Seek out every line containing the word "ylabel", and copy each.
[Start]
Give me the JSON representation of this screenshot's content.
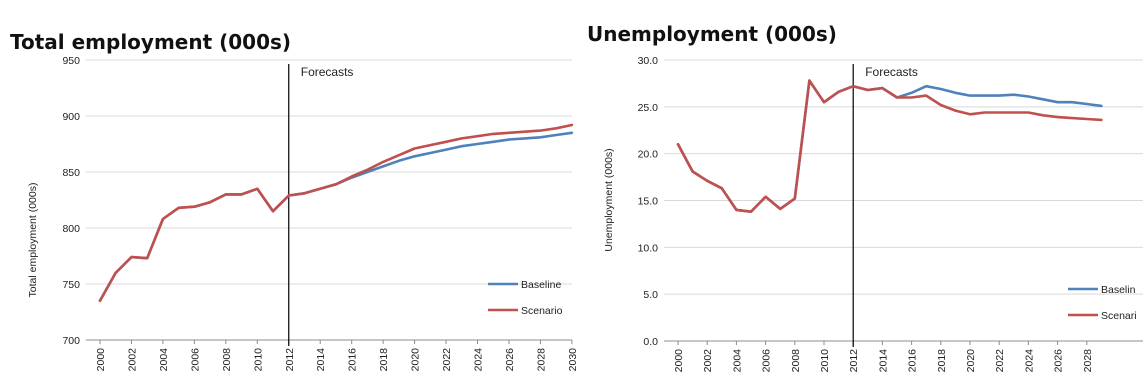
{
  "chart_data": [
    {
      "type": "line",
      "title": "Total employment (000s)",
      "xlabel": "",
      "ylabel": "Total employment (000s)",
      "ylim": [
        700,
        950
      ],
      "yticks": [
        "700",
        "750",
        "800",
        "850",
        "900",
        "950"
      ],
      "x": [
        2000,
        2001,
        2002,
        2003,
        2004,
        2005,
        2006,
        2007,
        2008,
        2009,
        2010,
        2011,
        2012,
        2013,
        2014,
        2015,
        2016,
        2017,
        2018,
        2019,
        2020,
        2021,
        2022,
        2023,
        2024,
        2025,
        2026,
        2027,
        2028,
        2029,
        2030
      ],
      "xticks": [
        "2000",
        "2002",
        "2004",
        "2006",
        "2008",
        "2010",
        "2012",
        "2014",
        "2016",
        "2018",
        "2020",
        "2022",
        "2024",
        "2026",
        "2028",
        "2030"
      ],
      "annotation": {
        "text": "Forecasts",
        "x": 2012
      },
      "legend_position": "bottom-right",
      "series": [
        {
          "name": "Baseline",
          "color": "#4F81BD",
          "values": [
            735,
            760,
            774,
            773,
            808,
            818,
            819,
            823,
            830,
            830,
            835,
            815,
            829,
            831,
            835,
            839,
            845,
            850,
            855,
            860,
            864,
            867,
            870,
            873,
            875,
            877,
            879,
            880,
            881,
            883,
            885
          ]
        },
        {
          "name": "Scenario",
          "color": "#C0504D",
          "values": [
            735,
            760,
            774,
            773,
            808,
            818,
            819,
            823,
            830,
            830,
            835,
            815,
            829,
            831,
            835,
            839,
            846,
            852,
            859,
            865,
            871,
            874,
            877,
            880,
            882,
            884,
            885,
            886,
            887,
            889,
            892
          ]
        }
      ]
    },
    {
      "type": "line",
      "title": "Unemployment (000s)",
      "xlabel": "",
      "ylabel": "Unemployment (000s)",
      "ylim": [
        0,
        30
      ],
      "yticks": [
        "0.0",
        "5.0",
        "10.0",
        "15.0",
        "20.0",
        "25.0",
        "30.0"
      ],
      "x": [
        2000,
        2001,
        2002,
        2003,
        2004,
        2005,
        2006,
        2007,
        2008,
        2009,
        2010,
        2011,
        2012,
        2013,
        2014,
        2015,
        2016,
        2017,
        2018,
        2019,
        2020,
        2021,
        2022,
        2023,
        2024,
        2025,
        2026,
        2027,
        2028,
        2029
      ],
      "xticks": [
        "2000",
        "2002",
        "2004",
        "2006",
        "2008",
        "2010",
        "2012",
        "2014",
        "2016",
        "2018",
        "2020",
        "2022",
        "2024",
        "2026",
        "2028"
      ],
      "annotation": {
        "text": "Forecasts",
        "x": 2012
      },
      "legend_position": "bottom-right",
      "legend_labels": [
        "Baselin",
        "Scenari"
      ],
      "series": [
        {
          "name": "Baseline",
          "color": "#4F81BD",
          "values": [
            21.0,
            18.1,
            17.1,
            16.3,
            14.0,
            13.8,
            15.4,
            14.1,
            15.2,
            27.8,
            25.5,
            26.6,
            27.2,
            26.8,
            27.0,
            26.0,
            26.5,
            27.2,
            26.9,
            26.5,
            26.2,
            26.2,
            26.2,
            26.3,
            26.1,
            25.8,
            25.5,
            25.5,
            25.3,
            25.1
          ]
        },
        {
          "name": "Scenario",
          "color": "#C0504D",
          "values": [
            21.0,
            18.1,
            17.1,
            16.3,
            14.0,
            13.8,
            15.4,
            14.1,
            15.2,
            27.8,
            25.5,
            26.6,
            27.2,
            26.8,
            27.0,
            26.0,
            26.0,
            26.2,
            25.2,
            24.6,
            24.2,
            24.4,
            24.4,
            24.4,
            24.4,
            24.1,
            23.9,
            23.8,
            23.7,
            23.6
          ]
        }
      ]
    }
  ]
}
[End]
_EXERCISE SOLUTION:_
      "ylabel": "Total employment (000s)",
      "ylabel": "Unemployment (000s)",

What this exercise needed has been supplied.